• **Your instructions**:
Extract each line from the entries below that has the string "this" in it.

####

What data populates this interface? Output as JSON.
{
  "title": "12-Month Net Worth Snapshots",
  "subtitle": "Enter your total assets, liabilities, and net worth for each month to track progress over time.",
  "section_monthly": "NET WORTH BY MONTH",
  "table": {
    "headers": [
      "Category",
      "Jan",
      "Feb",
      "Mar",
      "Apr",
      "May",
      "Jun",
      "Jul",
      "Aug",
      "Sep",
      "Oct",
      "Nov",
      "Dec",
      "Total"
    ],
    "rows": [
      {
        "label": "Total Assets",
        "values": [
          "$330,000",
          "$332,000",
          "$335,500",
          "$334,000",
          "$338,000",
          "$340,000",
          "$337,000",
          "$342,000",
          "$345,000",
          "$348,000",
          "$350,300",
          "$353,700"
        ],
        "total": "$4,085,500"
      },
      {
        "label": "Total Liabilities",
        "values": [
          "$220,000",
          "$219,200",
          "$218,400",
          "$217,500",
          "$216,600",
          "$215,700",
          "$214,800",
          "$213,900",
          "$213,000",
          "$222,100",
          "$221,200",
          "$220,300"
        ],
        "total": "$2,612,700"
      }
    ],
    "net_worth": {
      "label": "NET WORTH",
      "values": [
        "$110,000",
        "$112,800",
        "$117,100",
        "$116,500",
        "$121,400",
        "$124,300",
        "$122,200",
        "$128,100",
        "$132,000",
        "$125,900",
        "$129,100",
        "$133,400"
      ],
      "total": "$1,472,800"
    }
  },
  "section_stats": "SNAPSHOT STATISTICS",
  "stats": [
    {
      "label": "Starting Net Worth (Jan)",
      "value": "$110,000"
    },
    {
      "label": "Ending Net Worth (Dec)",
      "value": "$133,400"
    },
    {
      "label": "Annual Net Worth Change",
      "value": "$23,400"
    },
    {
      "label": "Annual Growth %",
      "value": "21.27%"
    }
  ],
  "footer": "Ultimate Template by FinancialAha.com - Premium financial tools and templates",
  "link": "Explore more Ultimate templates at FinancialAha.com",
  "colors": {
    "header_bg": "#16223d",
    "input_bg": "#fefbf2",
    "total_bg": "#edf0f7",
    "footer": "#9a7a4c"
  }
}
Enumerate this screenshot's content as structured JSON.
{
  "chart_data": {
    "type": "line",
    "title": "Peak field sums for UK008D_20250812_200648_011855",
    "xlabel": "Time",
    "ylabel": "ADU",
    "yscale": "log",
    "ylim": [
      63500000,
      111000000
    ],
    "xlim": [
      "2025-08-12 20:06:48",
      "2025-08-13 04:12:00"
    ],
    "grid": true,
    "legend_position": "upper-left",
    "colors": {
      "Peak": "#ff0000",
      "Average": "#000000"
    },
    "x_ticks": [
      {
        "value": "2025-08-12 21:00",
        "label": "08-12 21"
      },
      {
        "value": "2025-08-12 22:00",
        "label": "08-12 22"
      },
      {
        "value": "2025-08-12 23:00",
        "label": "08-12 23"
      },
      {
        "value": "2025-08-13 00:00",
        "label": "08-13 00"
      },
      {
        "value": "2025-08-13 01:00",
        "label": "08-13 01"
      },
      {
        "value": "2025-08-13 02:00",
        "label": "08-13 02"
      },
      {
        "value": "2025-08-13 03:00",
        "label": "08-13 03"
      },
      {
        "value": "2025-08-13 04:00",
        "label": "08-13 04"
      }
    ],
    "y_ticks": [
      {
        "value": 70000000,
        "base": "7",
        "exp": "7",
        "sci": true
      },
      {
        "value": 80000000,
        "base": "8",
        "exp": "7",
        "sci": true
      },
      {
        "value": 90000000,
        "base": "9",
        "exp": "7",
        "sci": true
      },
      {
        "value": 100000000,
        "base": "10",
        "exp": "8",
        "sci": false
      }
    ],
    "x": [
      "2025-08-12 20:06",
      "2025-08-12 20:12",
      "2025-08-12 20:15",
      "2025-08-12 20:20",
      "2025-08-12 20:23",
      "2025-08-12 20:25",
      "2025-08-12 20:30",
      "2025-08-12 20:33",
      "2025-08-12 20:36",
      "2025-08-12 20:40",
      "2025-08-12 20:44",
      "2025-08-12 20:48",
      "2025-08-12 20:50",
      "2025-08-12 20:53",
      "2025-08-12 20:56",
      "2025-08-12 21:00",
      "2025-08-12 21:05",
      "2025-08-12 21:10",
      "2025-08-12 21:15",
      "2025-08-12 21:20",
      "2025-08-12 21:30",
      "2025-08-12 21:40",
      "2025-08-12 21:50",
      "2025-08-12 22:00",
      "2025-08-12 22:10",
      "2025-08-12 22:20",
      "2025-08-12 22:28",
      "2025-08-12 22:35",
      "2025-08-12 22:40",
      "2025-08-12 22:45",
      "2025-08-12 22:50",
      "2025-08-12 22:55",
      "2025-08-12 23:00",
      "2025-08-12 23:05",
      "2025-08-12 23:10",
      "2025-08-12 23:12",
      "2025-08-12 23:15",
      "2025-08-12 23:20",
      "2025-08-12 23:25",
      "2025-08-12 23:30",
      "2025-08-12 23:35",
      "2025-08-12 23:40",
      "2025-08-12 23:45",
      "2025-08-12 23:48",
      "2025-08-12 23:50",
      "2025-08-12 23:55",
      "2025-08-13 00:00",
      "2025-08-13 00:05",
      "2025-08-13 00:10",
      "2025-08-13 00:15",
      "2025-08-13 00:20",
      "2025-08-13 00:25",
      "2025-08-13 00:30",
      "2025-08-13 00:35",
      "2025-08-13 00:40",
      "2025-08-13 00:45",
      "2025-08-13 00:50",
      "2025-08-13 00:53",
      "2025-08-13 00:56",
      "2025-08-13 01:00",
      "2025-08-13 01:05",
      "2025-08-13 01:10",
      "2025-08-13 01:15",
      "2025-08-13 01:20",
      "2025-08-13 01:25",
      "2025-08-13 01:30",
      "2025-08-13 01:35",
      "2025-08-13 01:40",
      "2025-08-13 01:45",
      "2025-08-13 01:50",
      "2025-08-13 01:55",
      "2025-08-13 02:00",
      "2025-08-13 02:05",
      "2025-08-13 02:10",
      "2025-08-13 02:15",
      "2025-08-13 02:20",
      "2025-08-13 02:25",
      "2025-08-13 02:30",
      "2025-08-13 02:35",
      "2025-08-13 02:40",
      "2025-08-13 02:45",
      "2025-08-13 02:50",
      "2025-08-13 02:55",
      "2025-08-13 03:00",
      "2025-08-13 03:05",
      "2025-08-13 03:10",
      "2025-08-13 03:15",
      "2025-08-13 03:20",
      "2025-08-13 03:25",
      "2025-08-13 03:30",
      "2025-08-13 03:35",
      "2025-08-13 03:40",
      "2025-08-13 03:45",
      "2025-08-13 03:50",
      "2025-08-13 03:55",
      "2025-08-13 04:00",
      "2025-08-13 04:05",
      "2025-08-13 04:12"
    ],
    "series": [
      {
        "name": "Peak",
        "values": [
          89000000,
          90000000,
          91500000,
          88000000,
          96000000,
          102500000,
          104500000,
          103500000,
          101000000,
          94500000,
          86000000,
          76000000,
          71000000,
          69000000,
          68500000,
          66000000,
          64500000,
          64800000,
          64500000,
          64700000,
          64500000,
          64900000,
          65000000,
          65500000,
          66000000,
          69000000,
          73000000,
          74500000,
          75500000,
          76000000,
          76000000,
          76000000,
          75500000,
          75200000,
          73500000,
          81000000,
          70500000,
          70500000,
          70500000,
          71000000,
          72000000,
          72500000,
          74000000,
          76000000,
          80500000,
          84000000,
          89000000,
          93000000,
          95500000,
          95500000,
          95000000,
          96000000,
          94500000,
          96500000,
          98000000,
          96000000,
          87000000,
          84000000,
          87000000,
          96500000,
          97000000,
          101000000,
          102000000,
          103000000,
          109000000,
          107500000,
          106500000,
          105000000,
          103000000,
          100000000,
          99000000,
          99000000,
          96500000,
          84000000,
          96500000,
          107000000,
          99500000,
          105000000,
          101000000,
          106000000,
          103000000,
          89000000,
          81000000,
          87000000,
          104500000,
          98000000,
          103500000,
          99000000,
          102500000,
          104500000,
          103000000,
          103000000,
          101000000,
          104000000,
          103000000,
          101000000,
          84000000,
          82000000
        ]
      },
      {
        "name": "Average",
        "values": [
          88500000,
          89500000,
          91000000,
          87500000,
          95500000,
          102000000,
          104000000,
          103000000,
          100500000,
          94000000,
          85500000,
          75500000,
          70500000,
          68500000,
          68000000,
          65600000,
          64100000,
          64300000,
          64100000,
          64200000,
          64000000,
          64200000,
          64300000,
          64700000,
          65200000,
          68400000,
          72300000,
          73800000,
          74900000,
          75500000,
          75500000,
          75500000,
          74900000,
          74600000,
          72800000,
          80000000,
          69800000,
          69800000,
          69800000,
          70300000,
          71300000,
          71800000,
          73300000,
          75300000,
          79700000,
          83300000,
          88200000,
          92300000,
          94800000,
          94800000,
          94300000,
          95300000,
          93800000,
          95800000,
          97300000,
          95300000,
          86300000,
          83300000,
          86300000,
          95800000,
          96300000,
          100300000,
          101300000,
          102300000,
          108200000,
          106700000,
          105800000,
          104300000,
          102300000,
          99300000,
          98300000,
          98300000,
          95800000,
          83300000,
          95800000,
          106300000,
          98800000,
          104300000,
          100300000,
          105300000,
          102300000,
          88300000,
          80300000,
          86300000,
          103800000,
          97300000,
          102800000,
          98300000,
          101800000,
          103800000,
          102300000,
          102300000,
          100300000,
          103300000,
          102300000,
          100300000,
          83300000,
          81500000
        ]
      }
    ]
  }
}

####

• **Finished exercise**:
What data populates this interface? Output as JSON.
Enumerate this screenshot's content as structured JSON.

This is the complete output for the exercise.